— Begin EXCERPTED RECORDS —

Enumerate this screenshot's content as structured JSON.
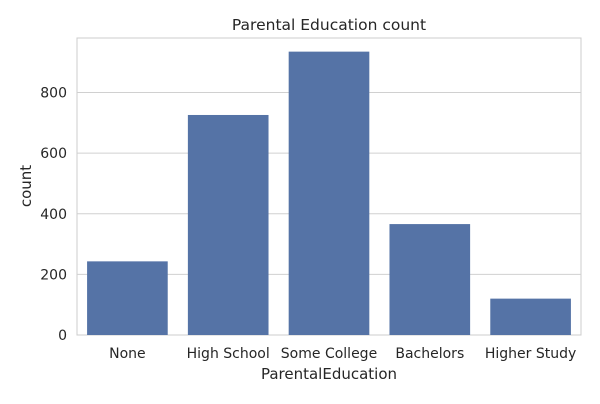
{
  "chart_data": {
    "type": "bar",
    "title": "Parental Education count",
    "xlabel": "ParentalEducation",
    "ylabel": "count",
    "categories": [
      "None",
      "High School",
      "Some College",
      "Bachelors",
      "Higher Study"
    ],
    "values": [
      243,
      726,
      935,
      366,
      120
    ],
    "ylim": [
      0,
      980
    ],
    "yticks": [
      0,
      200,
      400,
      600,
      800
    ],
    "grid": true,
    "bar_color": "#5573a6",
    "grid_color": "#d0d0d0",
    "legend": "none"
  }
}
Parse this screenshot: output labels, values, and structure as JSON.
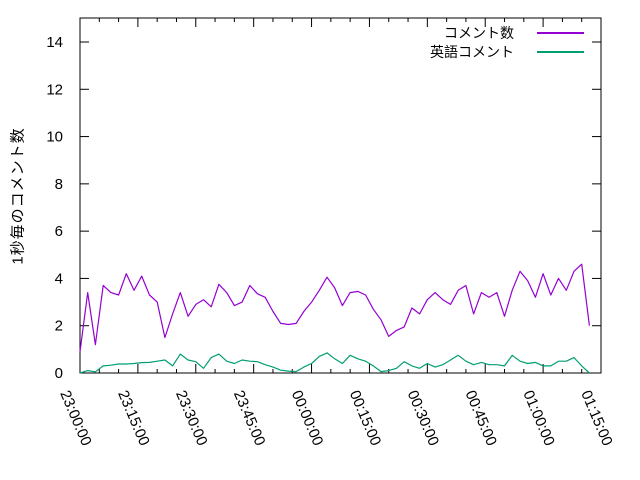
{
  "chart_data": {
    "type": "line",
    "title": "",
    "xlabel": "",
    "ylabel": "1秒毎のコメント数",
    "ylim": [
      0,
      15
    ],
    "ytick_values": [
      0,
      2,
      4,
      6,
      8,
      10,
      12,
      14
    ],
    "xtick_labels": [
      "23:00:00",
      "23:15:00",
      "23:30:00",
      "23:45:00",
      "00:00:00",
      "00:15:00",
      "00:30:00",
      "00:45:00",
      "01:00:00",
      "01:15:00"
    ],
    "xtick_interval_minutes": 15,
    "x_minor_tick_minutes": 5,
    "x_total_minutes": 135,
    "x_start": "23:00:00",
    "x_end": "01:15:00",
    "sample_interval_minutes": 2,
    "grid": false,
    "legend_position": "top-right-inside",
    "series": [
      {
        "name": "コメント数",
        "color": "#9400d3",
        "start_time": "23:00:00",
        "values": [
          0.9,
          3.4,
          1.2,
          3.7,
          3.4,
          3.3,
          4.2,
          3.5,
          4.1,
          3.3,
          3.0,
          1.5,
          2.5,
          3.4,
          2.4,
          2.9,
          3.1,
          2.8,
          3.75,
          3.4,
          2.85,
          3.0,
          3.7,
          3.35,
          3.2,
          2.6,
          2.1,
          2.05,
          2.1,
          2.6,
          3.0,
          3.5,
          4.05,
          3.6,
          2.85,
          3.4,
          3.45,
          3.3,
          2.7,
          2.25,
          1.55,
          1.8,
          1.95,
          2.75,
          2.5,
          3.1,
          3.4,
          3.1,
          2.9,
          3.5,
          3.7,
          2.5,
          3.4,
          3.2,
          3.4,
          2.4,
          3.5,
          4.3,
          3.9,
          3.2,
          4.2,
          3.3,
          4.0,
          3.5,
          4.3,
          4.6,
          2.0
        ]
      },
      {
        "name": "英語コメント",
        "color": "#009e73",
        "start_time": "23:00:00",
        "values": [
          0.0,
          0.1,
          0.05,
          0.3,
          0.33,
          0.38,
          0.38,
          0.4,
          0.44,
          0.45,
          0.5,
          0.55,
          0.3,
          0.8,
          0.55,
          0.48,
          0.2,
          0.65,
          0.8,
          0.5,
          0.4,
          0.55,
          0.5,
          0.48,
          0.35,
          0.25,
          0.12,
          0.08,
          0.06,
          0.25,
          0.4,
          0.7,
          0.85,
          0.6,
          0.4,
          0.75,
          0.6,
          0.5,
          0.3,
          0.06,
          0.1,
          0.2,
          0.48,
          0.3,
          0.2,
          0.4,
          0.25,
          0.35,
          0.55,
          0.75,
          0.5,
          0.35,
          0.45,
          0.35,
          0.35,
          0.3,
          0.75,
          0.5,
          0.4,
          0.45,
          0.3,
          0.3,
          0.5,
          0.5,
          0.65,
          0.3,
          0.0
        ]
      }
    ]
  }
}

— End EXCERPTED RECORDS —

## TASK BRIEF:
Within the entries above, how many lines contain "count"? Respond with the number only.

## SOLVED PROBLEM:
2